Work instructions >> Output every line of the data exactly as it appears.
---- Dataset excerpts
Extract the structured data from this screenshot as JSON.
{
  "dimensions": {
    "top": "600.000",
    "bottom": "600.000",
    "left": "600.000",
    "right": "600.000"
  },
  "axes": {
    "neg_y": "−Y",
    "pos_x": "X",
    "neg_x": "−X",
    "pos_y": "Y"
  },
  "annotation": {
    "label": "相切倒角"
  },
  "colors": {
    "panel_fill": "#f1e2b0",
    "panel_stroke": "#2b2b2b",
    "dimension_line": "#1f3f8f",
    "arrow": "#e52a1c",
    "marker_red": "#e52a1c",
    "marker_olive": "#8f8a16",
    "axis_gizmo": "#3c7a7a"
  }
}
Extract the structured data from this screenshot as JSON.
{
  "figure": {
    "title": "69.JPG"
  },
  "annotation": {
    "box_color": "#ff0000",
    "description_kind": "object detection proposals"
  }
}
--------
Complete answer >>
Extract the structured data from this screenshot as JSON.
{
  "dimensions": {
    "top": "600.000",
    "bottom": "600.000",
    "left": "600.000",
    "right": "600.000"
  },
  "axes": {
    "neg_y": "−Y",
    "pos_x": "X",
    "neg_x": "−X",
    "pos_y": "Y"
  },
  "annotation": {
    "label": "相切倒角"
  },
  "colors": {
    "panel_fill": "#f1e2b0",
    "panel_stroke": "#2b2b2b",
    "dimension_line": "#1f3f8f",
    "arrow": "#e52a1c",
    "marker_red": "#e52a1c",
    "marker_olive": "#8f8a16",
    "axis_gizmo": "#3c7a7a"
  }
}
Extract the structured data from this screenshot as JSON.
{
  "figure": {
    "title": "69.JPG"
  },
  "annotation": {
    "box_color": "#ff0000",
    "description_kind": "object detection proposals"
  }
}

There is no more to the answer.